- What you have to do -
Leave out the pictures, then reproduce the rest of the material exactly.

[Saved entries]
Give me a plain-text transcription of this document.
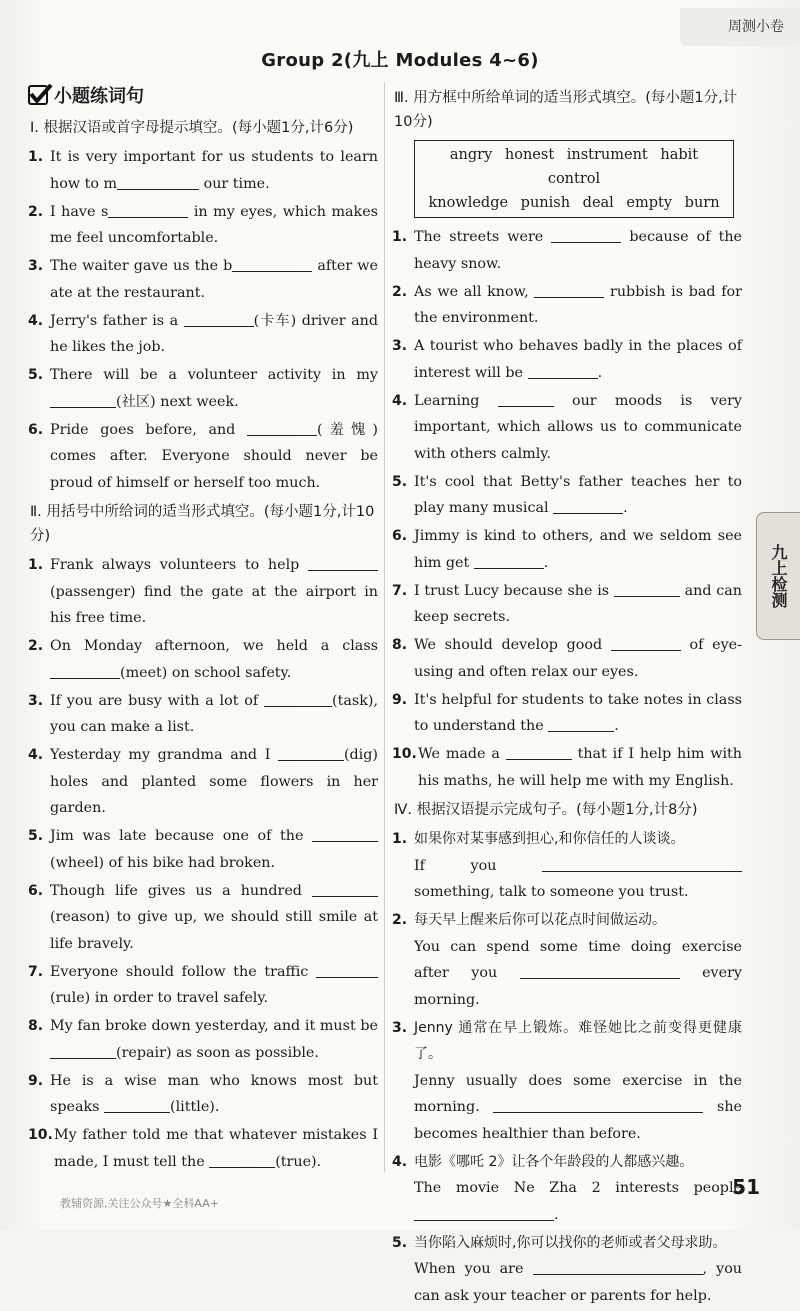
周测小卷
Group 2(九上 Modules 4~6)
小题练词句
Ⅰ. 根据汉语或首字母提示填空。(每小题1分,计6分)
1. It is very important for us students to learn how to m	our time.
2. I have s	in my eyes, which makes me feel uncomfortable.
3. The waiter gave us the b	after we ate at the restaurant.
4. Jerry's father is a	(卡车) driver and he likes the job.
5. There will be a volunteer activity in my (社区) next week.
6. Pride goes before, and	(羞愧) comes after. Everyone should never be proud of himself or herself too much.
Ⅱ. 用括号中所给词的适当形式填空。(每小题1分,计10分)
1. Frank always volunteers to help (passenger) find the gate at the airport in his free time.
2. On Monday afternoon, we held a class (meet) on school safety.
3. If you are busy with a lot of	(task), you can make a list.
4. Yesterday my grandma and I	(dig) holes and planted some flowers in her garden.
5. Jim was late because one of the (wheel) of his bike had broken.
6. Though life gives us a hundred (reason) to give up, we should still smile at life bravely.
7. Everyone should follow the traffic (rule) in order to travel safely.
8. My fan broke down yesterday, and it must be (repair) as soon as possible.
9. He is a wise man who knows most but speaks	(little).
10. My father told me that whatever mistakes I made, I must tell the	(true).
Ⅲ. 用方框中所给单词的适当形式填空。(每小题1分,计10分)
angry honest instrument habit control
knowledge punish deal empty burn
1. The streets were	because of the heavy snow.
2. As we all know,	rubbish is bad for the environment.
3. A tourist who behaves badly in the places of interest will be	.
4. Learning	our moods is very important, which allows us to communicate with others calmly.
5. It's cool that Betty's father teaches her to play many musical	.
6. Jimmy is kind to others, and we seldom see him get	.
7. I trust Lucy because she is	and can keep secrets.
8. We should develop good	of eye-using and often relax our eyes.
9. It's helpful for students to take notes in class to understand the	.
10. We made a	that if I help him with his maths, he will help me with my English.
Ⅳ. 根据汉语提示完成句子。(每小题1分,计8分)
1. 如果你对某事感到担心,和你信任的人谈谈。
If you  something, talk to someone you trust.
2. 每天早上醒来后你可以花点时间做运动。
You can spend some time doing exercise after you	every morning.
3. Jenny 通常在早上锻炼。难怪她比之前变得更健康了。
Jenny usually does some exercise in the morning.	she becomes healthier than before.
4. 电影《哪吒 2》让各个年龄段的人都感兴趣。
The movie Ne Zha 2 interests people .
5. 当你陷入麻烦时,你可以找你的老师或者父母求助。
When you are	, you can ask your teacher or parents for help.
九上检测
教辅资源,关注公众号★全科AA+
51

- Worked answer -
Give me a plain-text transcription of this document.
周测小卷
Group 2(九上 Modules 4~6)
小题练词句
Ⅰ. 根据汉语或首字母提示填空。(每小题1分,计6分)
1. It is very important for us students to learn how to m	our time.
2. I have s	in my eyes, which makes me feel uncomfortable.
3. The waiter gave us the b	after we ate at the restaurant.
4. Jerry's father is a	(卡车) driver and he likes the job.
5. There will be a volunteer activity in my (社区) next week.
6. Pride goes before, and	(羞愧) comes after. Everyone should never be proud of himself or herself too much.
Ⅱ. 用括号中所给词的适当形式填空。(每小题1分,计10分)
1. Frank always volunteers to help (passenger) find the gate at the airport in his free time.
2. On Monday afternoon, we held a class (meet) on school safety.
3. If you are busy with a lot of	(task), you can make a list.
4. Yesterday my grandma and I	(dig) holes and planted some flowers in her garden.
5. Jim was late because one of the (wheel) of his bike had broken.
6. Though life gives us a hundred (reason) to give up, we should still smile at life bravely.
7. Everyone should follow the traffic (rule) in order to travel safely.
8. My fan broke down yesterday, and it must be (repair) as soon as possible.
9. He is a wise man who knows most but speaks	(little).
10. My father told me that whatever mistakes I made, I must tell the	(true).
Ⅲ. 用方框中所给单词的适当形式填空。(每小题1分,计10分)
angry honest instrument habit control
knowledge punish deal empty burn
1. The streets were	because of the heavy snow.
2. As we all know,	rubbish is bad for the environment.
3. A tourist who behaves badly in the places of interest will be	.
4. Learning	our moods is very important, which allows us to communicate with others calmly.
5. It's cool that Betty's father teaches her to play many musical	.
6. Jimmy is kind to others, and we seldom see him get	.
7. I trust Lucy because she is	and can keep secrets.
8. We should develop good	of eye-using and often relax our eyes.
9. It's helpful for students to take notes in class to understand the	.
10. We made a	that if I help him with his maths, he will help me with my English.
Ⅳ. 根据汉语提示完成句子。(每小题1分,计8分)
1. 如果你对某事感到担心,和你信任的人谈谈。
If you  something, talk to someone you trust.
2. 每天早上醒来后你可以花点时间做运动。
You can spend some time doing exercise after you	every morning.
3. Jenny 通常在早上锻炼。难怪她比之前变得更健康了。
Jenny usually does some exercise in the morning.	she becomes healthier than before.
4. 电影《哪吒 2》让各个年龄段的人都感兴趣。
The movie Ne Zha 2 interests people .
5. 当你陷入麻烦时,你可以找你的老师或者父母求助。
When you are	, you can ask your teacher or parents for help.
九上检测
教辅资源,关注公众号★全科AA+
51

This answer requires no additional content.